►
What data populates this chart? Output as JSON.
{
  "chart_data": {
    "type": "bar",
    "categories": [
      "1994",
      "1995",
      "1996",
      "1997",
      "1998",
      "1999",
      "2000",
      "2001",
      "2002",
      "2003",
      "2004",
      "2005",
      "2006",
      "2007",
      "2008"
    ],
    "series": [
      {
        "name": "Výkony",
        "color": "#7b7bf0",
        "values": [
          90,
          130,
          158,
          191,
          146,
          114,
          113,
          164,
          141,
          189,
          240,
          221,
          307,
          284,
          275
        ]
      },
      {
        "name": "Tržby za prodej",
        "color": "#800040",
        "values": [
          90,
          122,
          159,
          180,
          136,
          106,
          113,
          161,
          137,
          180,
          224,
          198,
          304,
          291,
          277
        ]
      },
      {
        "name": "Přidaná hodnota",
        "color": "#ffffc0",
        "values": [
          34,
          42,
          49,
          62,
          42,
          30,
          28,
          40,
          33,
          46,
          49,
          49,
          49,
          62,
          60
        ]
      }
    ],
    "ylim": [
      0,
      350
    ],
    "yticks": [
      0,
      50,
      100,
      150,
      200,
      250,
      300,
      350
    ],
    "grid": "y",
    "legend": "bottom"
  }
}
◄
§ **Stated task**
Count the lines of the material that include the word "color", then report only the total.

§ **Result**
3